#### Available records

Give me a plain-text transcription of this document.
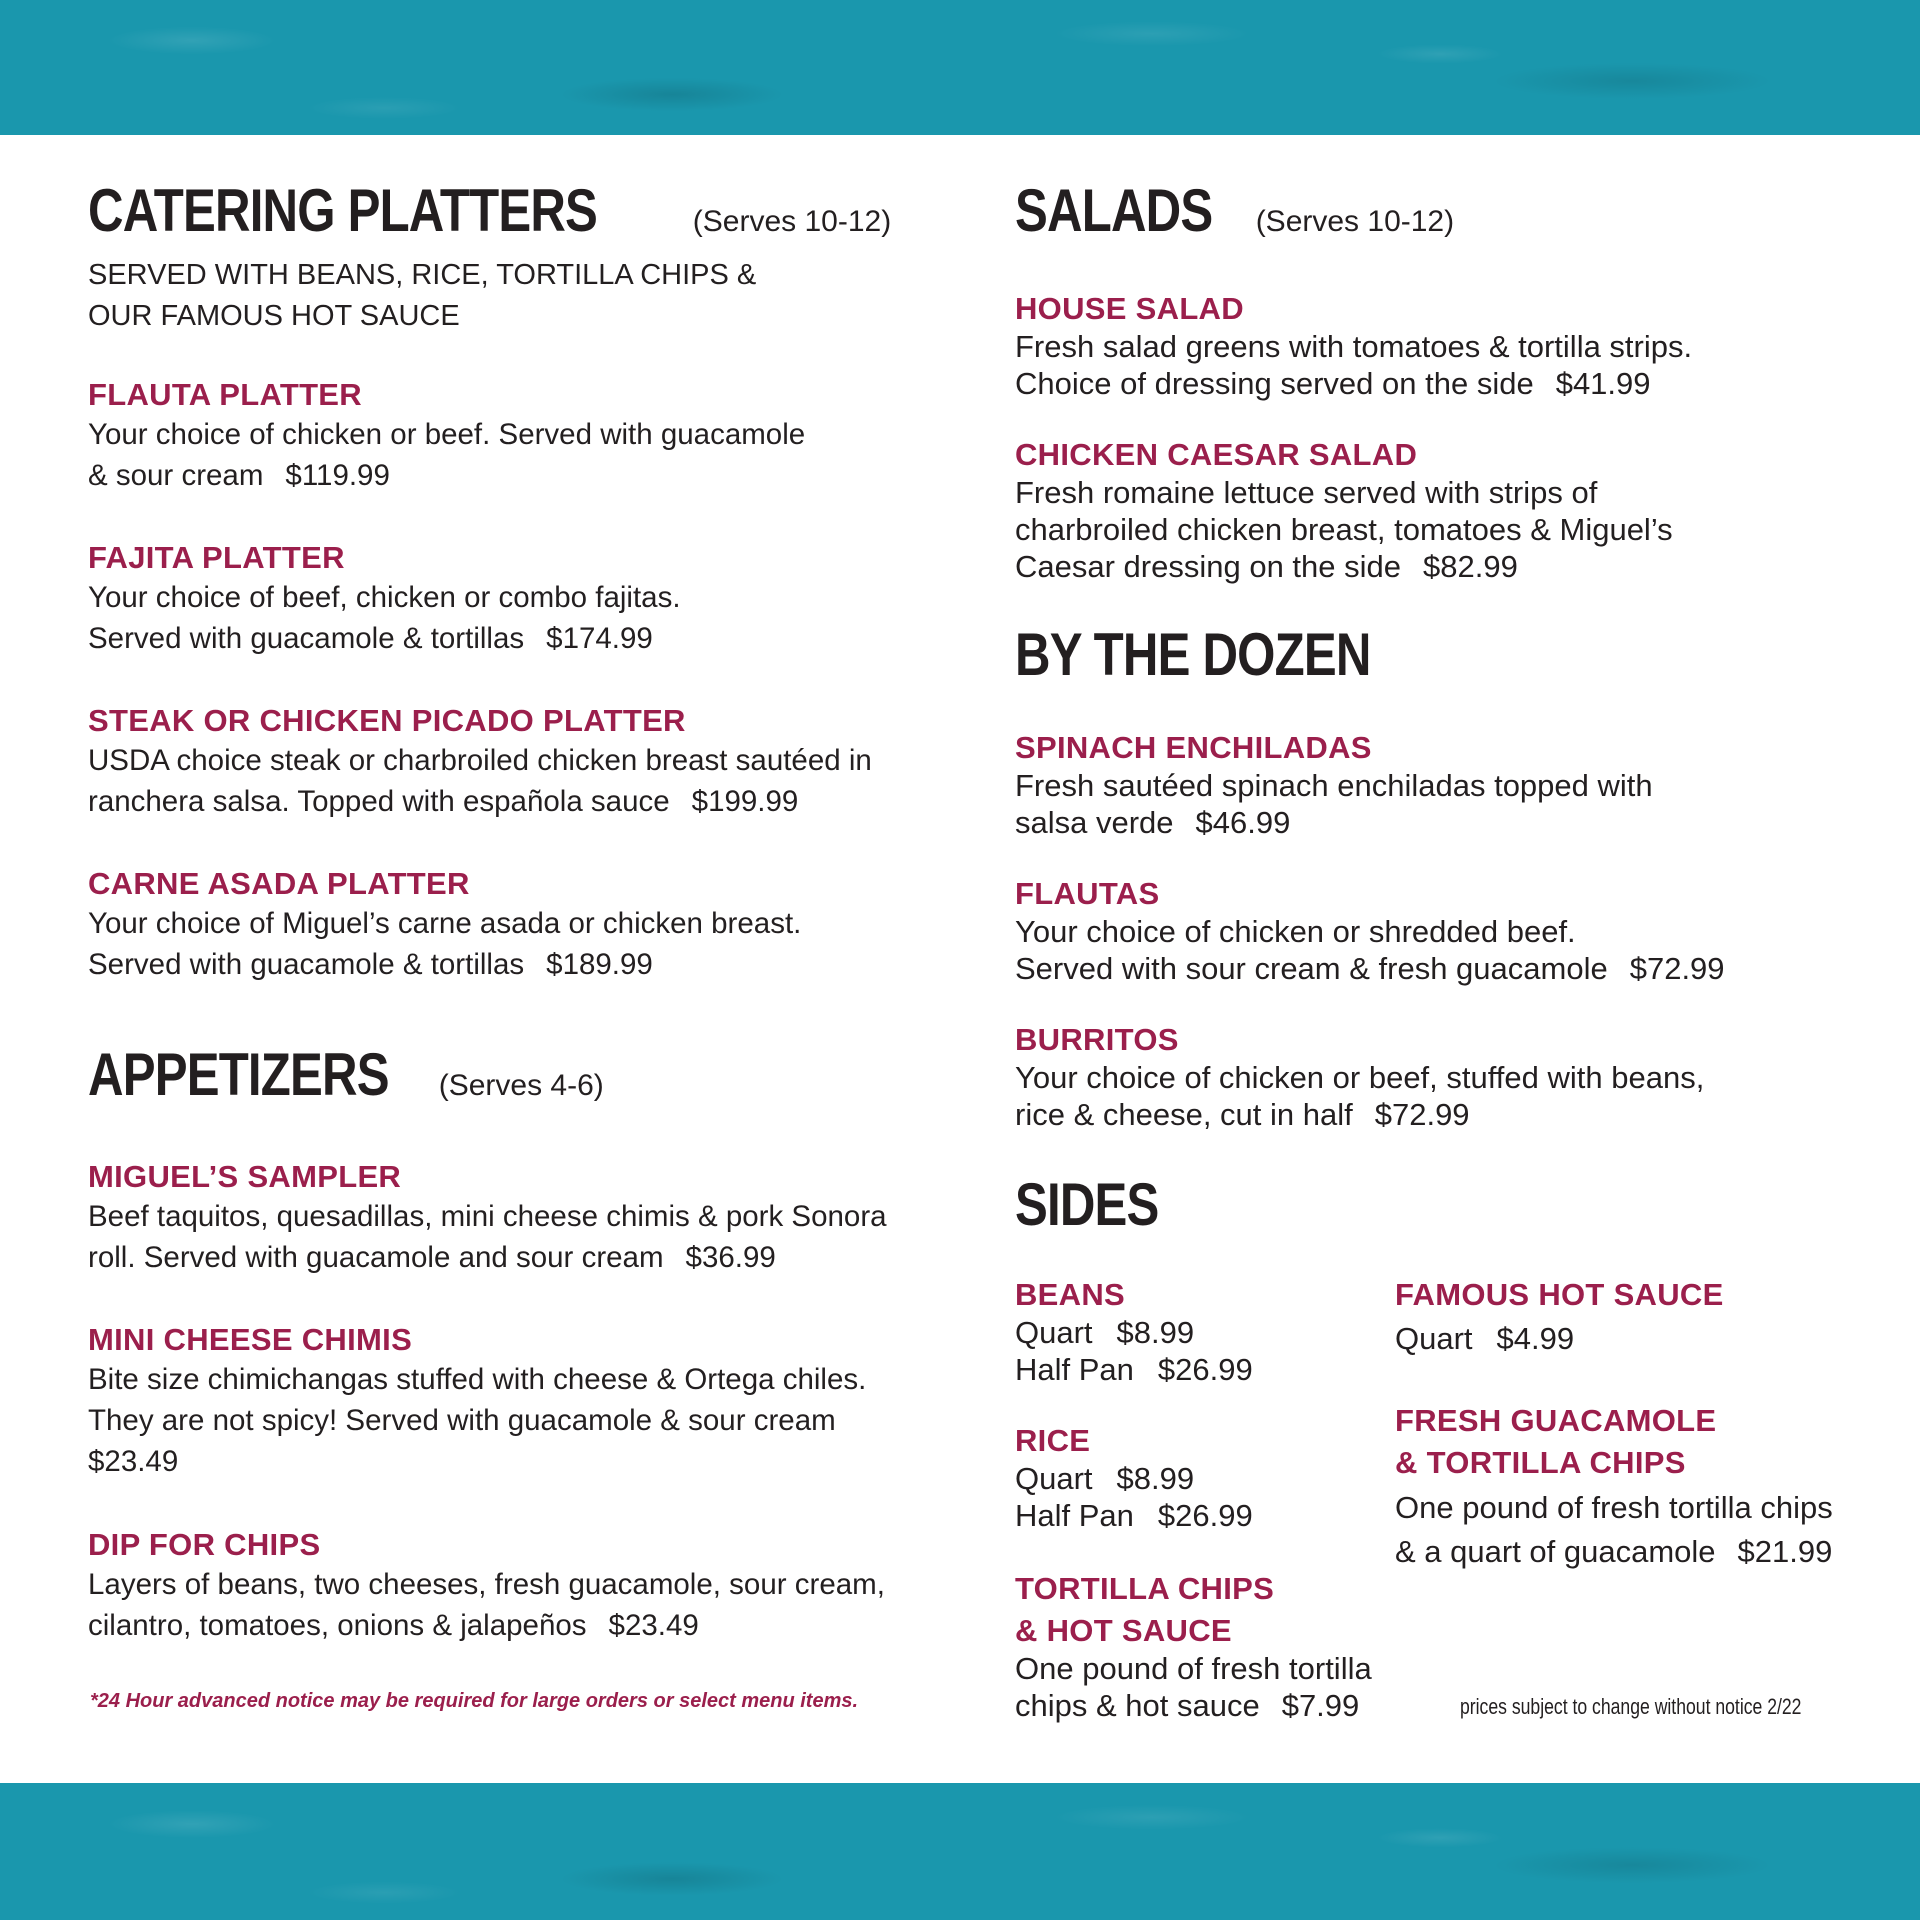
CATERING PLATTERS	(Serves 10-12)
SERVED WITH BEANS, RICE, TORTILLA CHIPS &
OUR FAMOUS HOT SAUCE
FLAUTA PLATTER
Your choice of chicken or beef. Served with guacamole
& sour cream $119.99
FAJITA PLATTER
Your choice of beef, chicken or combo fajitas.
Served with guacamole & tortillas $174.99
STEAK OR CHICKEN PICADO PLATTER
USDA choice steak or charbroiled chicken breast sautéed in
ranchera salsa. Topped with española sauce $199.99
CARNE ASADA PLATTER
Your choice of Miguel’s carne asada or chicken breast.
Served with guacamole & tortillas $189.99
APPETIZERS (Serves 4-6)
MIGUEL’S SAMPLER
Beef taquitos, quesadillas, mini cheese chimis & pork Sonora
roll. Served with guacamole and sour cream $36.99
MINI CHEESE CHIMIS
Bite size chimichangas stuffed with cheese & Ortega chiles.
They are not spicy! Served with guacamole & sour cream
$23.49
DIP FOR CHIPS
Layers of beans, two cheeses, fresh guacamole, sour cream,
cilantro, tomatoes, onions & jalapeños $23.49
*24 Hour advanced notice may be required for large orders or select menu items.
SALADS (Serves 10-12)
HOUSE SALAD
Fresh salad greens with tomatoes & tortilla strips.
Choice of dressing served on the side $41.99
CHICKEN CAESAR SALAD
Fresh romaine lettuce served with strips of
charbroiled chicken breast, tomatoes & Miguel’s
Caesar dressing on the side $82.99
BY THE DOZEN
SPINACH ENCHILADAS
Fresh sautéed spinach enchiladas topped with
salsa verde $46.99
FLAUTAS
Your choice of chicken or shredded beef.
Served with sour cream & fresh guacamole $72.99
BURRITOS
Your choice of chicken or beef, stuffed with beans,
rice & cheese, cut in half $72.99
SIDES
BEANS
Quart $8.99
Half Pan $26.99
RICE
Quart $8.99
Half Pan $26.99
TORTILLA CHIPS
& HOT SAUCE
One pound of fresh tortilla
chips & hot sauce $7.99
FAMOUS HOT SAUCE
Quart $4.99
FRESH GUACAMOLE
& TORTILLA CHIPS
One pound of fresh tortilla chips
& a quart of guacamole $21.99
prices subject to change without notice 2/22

--

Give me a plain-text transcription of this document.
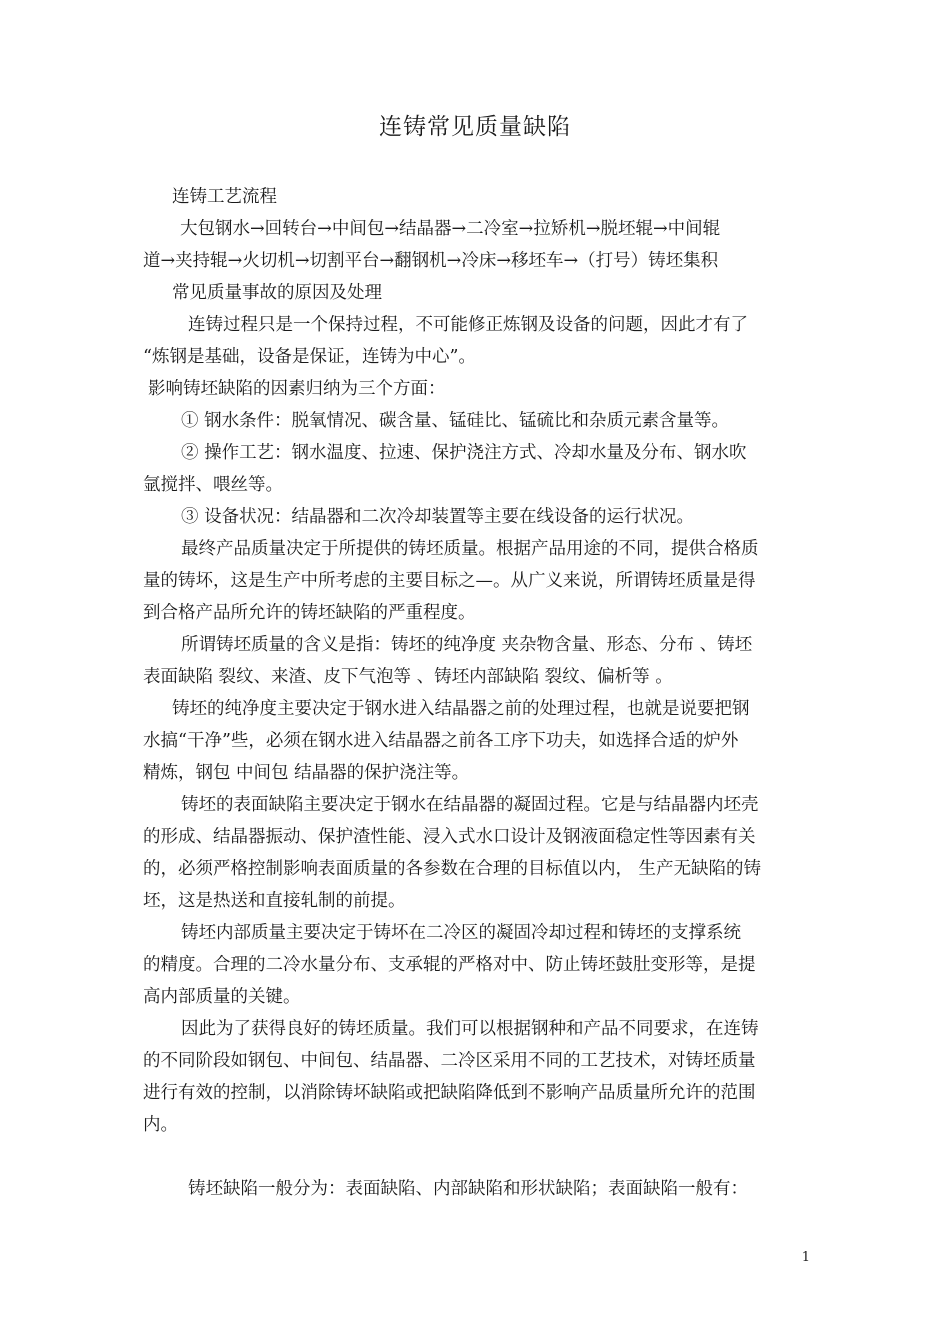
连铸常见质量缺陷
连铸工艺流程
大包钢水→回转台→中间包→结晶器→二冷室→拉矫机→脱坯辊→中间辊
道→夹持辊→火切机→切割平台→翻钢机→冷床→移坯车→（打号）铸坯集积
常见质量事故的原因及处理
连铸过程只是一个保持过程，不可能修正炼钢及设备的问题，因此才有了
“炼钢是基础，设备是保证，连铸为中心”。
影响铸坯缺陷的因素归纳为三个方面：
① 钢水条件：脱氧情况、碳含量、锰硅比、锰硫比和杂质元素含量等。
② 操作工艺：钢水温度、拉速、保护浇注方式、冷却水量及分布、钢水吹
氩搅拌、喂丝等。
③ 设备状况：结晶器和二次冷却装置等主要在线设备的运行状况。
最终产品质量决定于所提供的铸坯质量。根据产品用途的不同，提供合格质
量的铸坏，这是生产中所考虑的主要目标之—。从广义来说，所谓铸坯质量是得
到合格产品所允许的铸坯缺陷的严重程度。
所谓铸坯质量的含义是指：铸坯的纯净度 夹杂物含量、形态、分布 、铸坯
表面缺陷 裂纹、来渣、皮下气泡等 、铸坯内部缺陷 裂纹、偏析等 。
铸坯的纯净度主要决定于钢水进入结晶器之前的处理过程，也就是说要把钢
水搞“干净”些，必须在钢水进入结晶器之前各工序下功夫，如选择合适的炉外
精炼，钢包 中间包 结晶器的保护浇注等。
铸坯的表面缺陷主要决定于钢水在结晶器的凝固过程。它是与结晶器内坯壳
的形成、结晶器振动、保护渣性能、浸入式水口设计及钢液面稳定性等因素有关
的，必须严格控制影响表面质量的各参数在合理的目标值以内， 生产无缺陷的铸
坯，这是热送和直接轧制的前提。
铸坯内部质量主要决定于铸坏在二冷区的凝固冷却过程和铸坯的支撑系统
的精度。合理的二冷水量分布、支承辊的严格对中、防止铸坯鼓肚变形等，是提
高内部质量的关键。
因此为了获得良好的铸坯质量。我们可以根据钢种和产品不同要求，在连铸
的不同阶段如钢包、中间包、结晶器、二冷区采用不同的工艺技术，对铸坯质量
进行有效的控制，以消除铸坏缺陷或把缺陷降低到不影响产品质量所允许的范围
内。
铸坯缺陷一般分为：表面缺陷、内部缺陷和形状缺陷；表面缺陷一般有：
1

* * *

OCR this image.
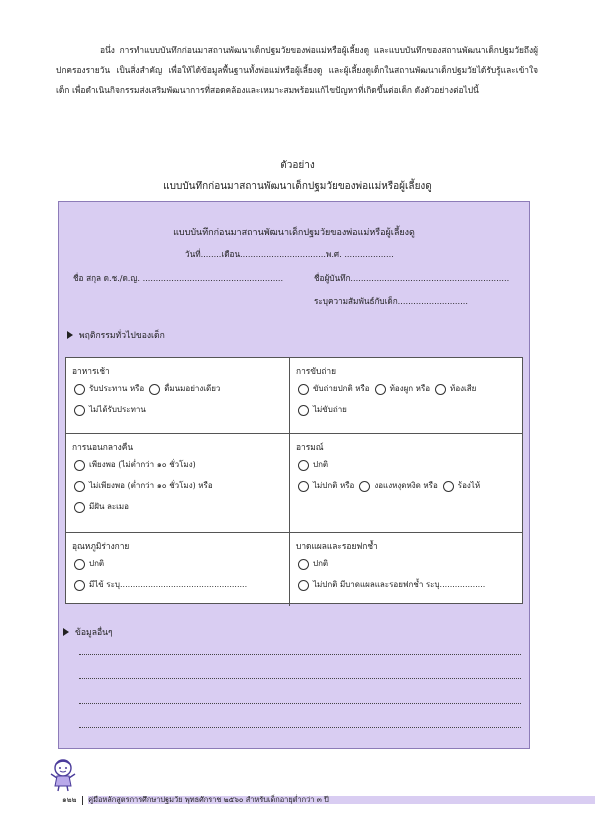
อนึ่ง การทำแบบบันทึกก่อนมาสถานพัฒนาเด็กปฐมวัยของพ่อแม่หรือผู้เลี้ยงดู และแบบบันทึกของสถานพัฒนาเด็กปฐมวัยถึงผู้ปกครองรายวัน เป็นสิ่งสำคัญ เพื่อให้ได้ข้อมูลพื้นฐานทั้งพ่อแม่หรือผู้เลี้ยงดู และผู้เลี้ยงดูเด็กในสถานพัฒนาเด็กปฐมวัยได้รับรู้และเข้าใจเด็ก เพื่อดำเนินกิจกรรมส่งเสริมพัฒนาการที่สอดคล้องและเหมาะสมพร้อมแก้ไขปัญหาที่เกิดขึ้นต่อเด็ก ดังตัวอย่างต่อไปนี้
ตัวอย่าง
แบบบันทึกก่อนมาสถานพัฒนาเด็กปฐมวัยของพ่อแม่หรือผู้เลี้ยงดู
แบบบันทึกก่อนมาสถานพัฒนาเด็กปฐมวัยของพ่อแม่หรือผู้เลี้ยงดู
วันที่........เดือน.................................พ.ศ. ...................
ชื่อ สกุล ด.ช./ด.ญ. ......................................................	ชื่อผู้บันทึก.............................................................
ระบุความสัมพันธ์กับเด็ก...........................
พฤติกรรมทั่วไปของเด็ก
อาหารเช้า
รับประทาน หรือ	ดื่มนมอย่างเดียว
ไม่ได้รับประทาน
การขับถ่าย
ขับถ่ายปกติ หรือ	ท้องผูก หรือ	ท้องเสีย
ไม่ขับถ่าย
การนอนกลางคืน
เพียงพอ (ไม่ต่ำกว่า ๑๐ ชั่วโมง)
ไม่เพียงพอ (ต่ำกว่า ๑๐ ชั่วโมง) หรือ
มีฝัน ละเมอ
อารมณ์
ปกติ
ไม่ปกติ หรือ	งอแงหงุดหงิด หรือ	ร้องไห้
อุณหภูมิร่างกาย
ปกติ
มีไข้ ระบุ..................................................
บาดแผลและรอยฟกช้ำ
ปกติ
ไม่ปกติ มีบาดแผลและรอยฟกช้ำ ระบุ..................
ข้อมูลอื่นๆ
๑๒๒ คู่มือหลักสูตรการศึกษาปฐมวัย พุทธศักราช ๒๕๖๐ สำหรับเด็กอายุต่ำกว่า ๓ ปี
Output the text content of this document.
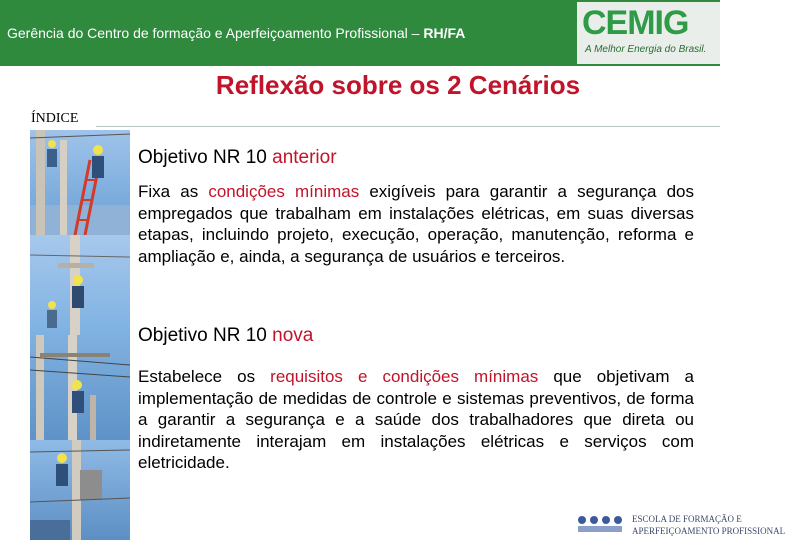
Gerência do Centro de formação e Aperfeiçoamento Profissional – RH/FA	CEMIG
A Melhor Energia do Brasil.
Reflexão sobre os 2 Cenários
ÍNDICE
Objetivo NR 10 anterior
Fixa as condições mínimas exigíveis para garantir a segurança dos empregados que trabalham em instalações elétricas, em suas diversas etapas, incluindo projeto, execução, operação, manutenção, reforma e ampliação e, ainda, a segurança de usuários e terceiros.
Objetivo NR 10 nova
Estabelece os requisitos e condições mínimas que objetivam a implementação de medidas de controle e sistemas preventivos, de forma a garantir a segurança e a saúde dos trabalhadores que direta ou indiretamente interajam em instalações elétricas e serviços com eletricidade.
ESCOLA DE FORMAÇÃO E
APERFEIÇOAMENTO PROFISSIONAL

#### What is being asked
Return only those lines of the records that contain the string "breast".

#### The reply
USDA choice steak or charbroiled chicken breast sautéed in
Your choice of Miguel’s carne asada or chicken breast.
charbroiled chicken breast, tomatoes & Miguel’s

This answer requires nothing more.